> **SHORT EXERCISE**
Write the records out again, precisely as they stand.

-*-*-

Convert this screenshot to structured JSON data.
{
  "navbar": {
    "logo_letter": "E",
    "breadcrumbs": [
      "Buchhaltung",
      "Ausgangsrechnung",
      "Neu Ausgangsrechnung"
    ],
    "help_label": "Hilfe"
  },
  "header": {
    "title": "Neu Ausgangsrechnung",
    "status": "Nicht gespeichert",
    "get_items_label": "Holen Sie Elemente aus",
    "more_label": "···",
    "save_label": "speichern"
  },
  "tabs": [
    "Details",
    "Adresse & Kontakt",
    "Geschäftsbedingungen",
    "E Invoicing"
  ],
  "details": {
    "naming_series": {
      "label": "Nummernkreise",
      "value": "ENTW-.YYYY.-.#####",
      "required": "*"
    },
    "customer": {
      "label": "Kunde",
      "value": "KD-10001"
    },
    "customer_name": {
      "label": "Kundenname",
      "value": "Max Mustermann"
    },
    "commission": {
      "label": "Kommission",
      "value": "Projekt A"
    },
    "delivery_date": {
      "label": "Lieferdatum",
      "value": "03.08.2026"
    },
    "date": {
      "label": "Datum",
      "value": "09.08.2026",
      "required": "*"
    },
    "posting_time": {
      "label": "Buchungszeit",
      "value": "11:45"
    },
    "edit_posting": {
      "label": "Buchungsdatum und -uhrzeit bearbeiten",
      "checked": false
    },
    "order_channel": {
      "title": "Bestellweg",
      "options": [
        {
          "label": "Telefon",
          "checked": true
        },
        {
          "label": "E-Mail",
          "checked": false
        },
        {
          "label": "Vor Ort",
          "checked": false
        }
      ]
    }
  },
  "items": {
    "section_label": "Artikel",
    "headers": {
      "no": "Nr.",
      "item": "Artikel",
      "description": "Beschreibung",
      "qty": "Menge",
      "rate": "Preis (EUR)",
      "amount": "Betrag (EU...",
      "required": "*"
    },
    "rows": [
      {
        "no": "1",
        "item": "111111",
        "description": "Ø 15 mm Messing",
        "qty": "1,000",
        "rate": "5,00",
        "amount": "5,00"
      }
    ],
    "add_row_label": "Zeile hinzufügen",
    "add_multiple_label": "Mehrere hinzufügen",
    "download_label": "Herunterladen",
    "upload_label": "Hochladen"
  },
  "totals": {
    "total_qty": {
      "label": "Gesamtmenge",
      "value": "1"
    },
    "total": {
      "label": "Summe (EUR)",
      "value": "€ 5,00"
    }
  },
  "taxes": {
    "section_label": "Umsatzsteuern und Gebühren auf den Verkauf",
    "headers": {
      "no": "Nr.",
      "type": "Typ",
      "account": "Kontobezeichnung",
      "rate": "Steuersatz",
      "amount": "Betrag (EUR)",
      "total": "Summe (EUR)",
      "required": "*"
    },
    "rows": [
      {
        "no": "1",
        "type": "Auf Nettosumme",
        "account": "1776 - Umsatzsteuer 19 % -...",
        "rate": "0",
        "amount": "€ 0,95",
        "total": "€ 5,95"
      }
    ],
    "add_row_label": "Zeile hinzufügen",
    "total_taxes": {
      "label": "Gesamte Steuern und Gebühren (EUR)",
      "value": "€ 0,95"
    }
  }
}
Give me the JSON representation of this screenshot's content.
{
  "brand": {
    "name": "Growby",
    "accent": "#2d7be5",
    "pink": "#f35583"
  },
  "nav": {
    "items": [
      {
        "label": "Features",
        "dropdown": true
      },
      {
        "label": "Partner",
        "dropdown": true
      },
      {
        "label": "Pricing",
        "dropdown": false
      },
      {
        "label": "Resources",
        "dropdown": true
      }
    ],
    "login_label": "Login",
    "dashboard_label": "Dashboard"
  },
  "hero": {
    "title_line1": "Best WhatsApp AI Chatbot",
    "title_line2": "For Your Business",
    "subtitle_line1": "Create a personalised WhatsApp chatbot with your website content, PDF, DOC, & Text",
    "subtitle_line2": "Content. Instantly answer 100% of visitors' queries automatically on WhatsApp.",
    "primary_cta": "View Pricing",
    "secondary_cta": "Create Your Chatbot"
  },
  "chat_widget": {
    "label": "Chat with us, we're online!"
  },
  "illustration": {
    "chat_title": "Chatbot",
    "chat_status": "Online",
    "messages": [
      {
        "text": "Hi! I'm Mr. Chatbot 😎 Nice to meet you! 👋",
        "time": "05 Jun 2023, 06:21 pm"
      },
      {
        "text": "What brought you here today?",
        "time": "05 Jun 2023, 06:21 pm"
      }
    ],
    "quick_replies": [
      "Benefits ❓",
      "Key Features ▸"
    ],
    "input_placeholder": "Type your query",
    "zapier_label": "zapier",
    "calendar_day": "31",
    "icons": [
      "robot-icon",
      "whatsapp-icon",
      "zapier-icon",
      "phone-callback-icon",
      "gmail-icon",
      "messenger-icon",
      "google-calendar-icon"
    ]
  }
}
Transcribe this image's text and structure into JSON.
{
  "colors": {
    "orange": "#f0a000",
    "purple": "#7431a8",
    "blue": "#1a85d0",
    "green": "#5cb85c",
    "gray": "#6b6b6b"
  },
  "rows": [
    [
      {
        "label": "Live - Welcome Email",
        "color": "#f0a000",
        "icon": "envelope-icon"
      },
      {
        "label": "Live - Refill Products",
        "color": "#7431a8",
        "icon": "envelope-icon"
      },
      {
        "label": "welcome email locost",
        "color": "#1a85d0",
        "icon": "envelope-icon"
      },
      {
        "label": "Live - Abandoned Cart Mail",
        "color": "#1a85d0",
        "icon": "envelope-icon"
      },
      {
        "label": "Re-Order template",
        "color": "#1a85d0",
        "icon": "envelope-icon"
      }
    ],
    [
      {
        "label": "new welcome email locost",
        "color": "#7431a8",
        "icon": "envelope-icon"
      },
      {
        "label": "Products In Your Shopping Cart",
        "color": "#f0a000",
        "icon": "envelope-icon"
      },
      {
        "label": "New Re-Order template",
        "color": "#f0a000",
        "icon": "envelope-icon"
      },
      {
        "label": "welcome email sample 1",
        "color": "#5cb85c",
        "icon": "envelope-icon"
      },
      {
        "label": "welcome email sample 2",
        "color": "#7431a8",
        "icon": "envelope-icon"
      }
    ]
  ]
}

-*-*-

> **EXERCISE RESULT**
Convert this screenshot to structured JSON data.
{
  "navbar": {
    "logo_letter": "E",
    "breadcrumbs": [
      "Buchhaltung",
      "Ausgangsrechnung",
      "Neu Ausgangsrechnung"
    ],
    "help_label": "Hilfe"
  },
  "header": {
    "title": "Neu Ausgangsrechnung",
    "status": "Nicht gespeichert",
    "get_items_label": "Holen Sie Elemente aus",
    "more_label": "···",
    "save_label": "speichern"
  },
  "tabs": [
    "Details",
    "Adresse & Kontakt",
    "Geschäftsbedingungen",
    "E Invoicing"
  ],
  "details": {
    "naming_series": {
      "label": "Nummernkreise",
      "value": "ENTW-.YYYY.-.#####",
      "required": "*"
    },
    "customer": {
      "label": "Kunde",
      "value": "KD-10001"
    },
    "customer_name": {
      "label": "Kundenname",
      "value": "Max Mustermann"
    },
    "commission": {
      "label": "Kommission",
      "value": "Projekt A"
    },
    "delivery_date": {
      "label": "Lieferdatum",
      "value": "03.08.2026"
    },
    "date": {
      "label": "Datum",
      "value": "09.08.2026",
      "required": "*"
    },
    "posting_time": {
      "label": "Buchungszeit",
      "value": "11:45"
    },
    "edit_posting": {
      "label": "Buchungsdatum und -uhrzeit bearbeiten",
      "checked": false
    },
    "order_channel": {
      "title": "Bestellweg",
      "options": [
        {
          "label": "Telefon",
          "checked": true
        },
        {
          "label": "E-Mail",
          "checked": false
        },
        {
          "label": "Vor Ort",
          "checked": false
        }
      ]
    }
  },
  "items": {
    "section_label": "Artikel",
    "headers": {
      "no": "Nr.",
      "item": "Artikel",
      "description": "Beschreibung",
      "qty": "Menge",
      "rate": "Preis (EUR)",
      "amount": "Betrag (EU...",
      "required": "*"
    },
    "rows": [
      {
        "no": "1",
        "item": "111111",
        "description": "Ø 15 mm Messing",
        "qty": "1,000",
        "rate": "5,00",
        "amount": "5,00"
      }
    ],
    "add_row_label": "Zeile hinzufügen",
    "add_multiple_label": "Mehrere hinzufügen",
    "download_label": "Herunterladen",
    "upload_label": "Hochladen"
  },
  "totals": {
    "total_qty": {
      "label": "Gesamtmenge",
      "value": "1"
    },
    "total": {
      "label": "Summe (EUR)",
      "value": "€ 5,00"
    }
  },
  "taxes": {
    "section_label": "Umsatzsteuern und Gebühren auf den Verkauf",
    "headers": {
      "no": "Nr.",
      "type": "Typ",
      "account": "Kontobezeichnung",
      "rate": "Steuersatz",
      "amount": "Betrag (EUR)",
      "total": "Summe (EUR)",
      "required": "*"
    },
    "rows": [
      {
        "no": "1",
        "type": "Auf Nettosumme",
        "account": "1776 - Umsatzsteuer 19 % -...",
        "rate": "0",
        "amount": "€ 0,95",
        "total": "€ 5,95"
      }
    ],
    "add_row_label": "Zeile hinzufügen",
    "total_taxes": {
      "label": "Gesamte Steuern und Gebühren (EUR)",
      "value": "€ 0,95"
    }
  }
}
Give me the JSON representation of this screenshot's content.
{
  "brand": {
    "name": "Growby",
    "accent": "#2d7be5",
    "pink": "#f35583"
  },
  "nav": {
    "items": [
      {
        "label": "Features",
        "dropdown": true
      },
      {
        "label": "Partner",
        "dropdown": true
      },
      {
        "label": "Pricing",
        "dropdown": false
      },
      {
        "label": "Resources",
        "dropdown": true
      }
    ],
    "login_label": "Login",
    "dashboard_label": "Dashboard"
  },
  "hero": {
    "title_line1": "Best WhatsApp AI Chatbot",
    "title_line2": "For Your Business",
    "subtitle_line1": "Create a personalised WhatsApp chatbot with your website content, PDF, DOC, & Text",
    "subtitle_line2": "Content. Instantly answer 100% of visitors' queries automatically on WhatsApp.",
    "primary_cta": "View Pricing",
    "secondary_cta": "Create Your Chatbot"
  },
  "chat_widget": {
    "label": "Chat with us, we're online!"
  },
  "illustration": {
    "chat_title": "Chatbot",
    "chat_status": "Online",
    "messages": [
      {
        "text": "Hi! I'm Mr. Chatbot 😎 Nice to meet you! 👋",
        "time": "05 Jun 2023, 06:21 pm"
      },
      {
        "text": "What brought you here today?",
        "time": "05 Jun 2023, 06:21 pm"
      }
    ],
    "quick_replies": [
      "Benefits ❓",
      "Key Features ▸"
    ],
    "input_placeholder": "Type your query",
    "zapier_label": "zapier",
    "calendar_day": "31",
    "icons": [
      "robot-icon",
      "whatsapp-icon",
      "zapier-icon",
      "phone-callback-icon",
      "gmail-icon",
      "messenger-icon",
      "google-calendar-icon"
    ]
  }
}
Transcribe this image's text and structure into JSON.
{
  "colors": {
    "orange": "#f0a000",
    "purple": "#7431a8",
    "blue": "#1a85d0",
    "green": "#5cb85c",
    "gray": "#6b6b6b"
  },
  "rows": [
    [
      {
        "label": "Live - Welcome Email",
        "color": "#f0a000",
        "icon": "envelope-icon"
      },
      {
        "label": "Live - Refill Products",
        "color": "#7431a8",
        "icon": "envelope-icon"
      },
      {
        "label": "welcome email locost",
        "color": "#1a85d0",
        "icon": "envelope-icon"
      },
      {
        "label": "Live - Abandoned Cart Mail",
        "color": "#1a85d0",
        "icon": "envelope-icon"
      },
      {
        "label": "Re-Order template",
        "color": "#1a85d0",
        "icon": "envelope-icon"
      }
    ],
    [
      {
        "label": "new welcome email locost",
        "color": "#7431a8",
        "icon": "envelope-icon"
      },
      {
        "label": "Products In Your Shopping Cart",
        "color": "#f0a000",
        "icon": "envelope-icon"
      },
      {
        "label": "New Re-Order template",
        "color": "#f0a000",
        "icon": "envelope-icon"
      },
      {
        "label": "welcome email sample 1",
        "color": "#5cb85c",
        "icon": "envelope-icon"
      },
      {
        "label": "welcome email sample 2",
        "color": "#7431a8",
        "icon": "envelope-icon"
      }
    ]
  ]
}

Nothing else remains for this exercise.